▶ **WHAT IS BEING ASKED**:
Below are the records. Count the lines containing the string "JSON", and reply with the number alone.

▶ **TASK INPUT**:
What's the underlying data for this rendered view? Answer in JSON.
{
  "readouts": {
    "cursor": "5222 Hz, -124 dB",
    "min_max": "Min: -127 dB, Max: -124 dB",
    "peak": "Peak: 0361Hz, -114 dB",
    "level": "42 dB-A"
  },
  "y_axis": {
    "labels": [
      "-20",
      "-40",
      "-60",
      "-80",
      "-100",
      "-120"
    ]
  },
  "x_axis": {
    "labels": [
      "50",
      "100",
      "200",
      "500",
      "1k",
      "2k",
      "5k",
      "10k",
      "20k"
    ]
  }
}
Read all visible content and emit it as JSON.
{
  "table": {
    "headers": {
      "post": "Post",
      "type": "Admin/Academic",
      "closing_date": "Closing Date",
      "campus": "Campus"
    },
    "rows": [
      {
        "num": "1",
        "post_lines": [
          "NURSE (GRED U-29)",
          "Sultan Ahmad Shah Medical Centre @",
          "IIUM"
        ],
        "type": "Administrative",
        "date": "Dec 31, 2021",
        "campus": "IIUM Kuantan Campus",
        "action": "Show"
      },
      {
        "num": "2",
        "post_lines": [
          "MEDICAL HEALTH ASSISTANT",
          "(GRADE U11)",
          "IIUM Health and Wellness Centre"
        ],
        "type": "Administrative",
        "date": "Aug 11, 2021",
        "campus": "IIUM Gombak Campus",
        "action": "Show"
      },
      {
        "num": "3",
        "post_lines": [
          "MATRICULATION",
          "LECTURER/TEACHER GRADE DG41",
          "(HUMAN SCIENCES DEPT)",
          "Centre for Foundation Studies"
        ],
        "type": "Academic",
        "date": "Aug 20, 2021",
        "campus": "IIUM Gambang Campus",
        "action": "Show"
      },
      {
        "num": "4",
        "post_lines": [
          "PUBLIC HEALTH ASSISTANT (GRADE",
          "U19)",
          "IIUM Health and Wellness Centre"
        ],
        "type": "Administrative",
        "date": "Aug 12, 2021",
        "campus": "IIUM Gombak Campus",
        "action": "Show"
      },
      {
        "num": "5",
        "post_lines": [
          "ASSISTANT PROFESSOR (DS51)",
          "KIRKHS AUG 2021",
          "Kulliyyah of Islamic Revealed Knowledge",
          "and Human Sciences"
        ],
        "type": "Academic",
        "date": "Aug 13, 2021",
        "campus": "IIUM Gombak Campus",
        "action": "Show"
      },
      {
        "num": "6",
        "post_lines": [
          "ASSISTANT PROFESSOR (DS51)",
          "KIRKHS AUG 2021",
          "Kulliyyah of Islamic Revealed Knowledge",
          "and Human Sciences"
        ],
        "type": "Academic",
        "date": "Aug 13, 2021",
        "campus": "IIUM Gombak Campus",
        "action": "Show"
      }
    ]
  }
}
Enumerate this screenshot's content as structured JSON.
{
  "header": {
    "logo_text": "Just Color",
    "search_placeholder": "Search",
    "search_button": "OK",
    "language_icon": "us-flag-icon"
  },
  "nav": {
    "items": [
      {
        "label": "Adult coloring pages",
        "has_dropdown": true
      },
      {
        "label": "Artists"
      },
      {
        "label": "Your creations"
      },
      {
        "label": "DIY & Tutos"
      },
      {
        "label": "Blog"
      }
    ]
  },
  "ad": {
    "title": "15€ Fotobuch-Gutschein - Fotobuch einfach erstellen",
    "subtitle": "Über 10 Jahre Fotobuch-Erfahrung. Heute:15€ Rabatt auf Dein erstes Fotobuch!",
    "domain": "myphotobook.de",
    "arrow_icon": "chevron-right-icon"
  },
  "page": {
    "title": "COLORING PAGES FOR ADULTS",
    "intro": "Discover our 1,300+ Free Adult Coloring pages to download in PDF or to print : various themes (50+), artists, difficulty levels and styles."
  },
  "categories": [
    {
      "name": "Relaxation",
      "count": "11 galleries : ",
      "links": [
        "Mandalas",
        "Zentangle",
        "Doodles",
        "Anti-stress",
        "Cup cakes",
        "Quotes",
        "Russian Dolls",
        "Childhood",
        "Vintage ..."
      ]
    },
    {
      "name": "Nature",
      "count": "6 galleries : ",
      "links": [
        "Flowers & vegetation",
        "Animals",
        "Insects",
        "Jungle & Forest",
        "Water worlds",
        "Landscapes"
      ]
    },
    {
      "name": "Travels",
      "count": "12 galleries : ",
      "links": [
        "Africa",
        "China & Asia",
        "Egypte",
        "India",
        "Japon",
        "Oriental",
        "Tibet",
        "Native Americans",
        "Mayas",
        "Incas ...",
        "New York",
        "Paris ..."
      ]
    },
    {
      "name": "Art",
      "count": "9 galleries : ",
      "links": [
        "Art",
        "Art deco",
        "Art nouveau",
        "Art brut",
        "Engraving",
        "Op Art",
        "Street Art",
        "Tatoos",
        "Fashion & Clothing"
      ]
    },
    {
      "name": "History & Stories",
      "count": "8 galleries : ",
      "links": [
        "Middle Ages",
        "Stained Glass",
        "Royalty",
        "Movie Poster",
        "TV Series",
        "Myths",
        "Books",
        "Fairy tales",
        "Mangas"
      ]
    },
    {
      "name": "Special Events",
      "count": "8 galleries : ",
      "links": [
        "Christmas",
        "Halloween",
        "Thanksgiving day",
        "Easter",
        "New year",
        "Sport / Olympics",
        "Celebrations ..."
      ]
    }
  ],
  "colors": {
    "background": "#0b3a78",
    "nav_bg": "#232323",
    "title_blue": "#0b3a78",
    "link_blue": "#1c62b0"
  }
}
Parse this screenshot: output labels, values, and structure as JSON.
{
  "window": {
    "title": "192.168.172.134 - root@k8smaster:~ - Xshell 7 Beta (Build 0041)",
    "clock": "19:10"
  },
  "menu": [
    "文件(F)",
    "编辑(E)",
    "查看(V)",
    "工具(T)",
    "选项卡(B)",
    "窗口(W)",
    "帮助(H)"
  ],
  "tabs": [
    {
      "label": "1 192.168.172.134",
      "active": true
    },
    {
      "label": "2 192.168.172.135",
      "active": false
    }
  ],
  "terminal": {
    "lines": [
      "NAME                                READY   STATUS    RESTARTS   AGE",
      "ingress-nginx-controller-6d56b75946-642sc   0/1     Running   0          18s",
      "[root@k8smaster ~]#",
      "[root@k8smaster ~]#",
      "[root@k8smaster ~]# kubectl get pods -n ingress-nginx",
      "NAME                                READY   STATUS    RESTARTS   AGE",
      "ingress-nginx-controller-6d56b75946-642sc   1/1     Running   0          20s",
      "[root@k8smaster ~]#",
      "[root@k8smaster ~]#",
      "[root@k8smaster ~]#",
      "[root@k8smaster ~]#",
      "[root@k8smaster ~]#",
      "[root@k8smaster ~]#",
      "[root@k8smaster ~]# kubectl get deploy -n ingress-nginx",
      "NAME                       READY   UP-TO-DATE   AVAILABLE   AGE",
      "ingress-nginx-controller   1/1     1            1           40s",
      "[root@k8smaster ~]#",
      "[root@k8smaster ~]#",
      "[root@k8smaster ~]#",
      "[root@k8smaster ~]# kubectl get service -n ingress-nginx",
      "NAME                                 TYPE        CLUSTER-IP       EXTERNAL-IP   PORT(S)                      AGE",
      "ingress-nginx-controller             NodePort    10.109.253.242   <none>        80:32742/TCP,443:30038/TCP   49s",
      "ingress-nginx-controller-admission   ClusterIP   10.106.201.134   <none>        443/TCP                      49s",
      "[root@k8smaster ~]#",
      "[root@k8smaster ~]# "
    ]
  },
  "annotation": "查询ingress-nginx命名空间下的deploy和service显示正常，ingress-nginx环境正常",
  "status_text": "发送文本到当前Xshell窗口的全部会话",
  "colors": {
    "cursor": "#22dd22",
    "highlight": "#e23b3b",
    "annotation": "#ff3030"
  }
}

▶ **WRITTEN SOLUTION**:
4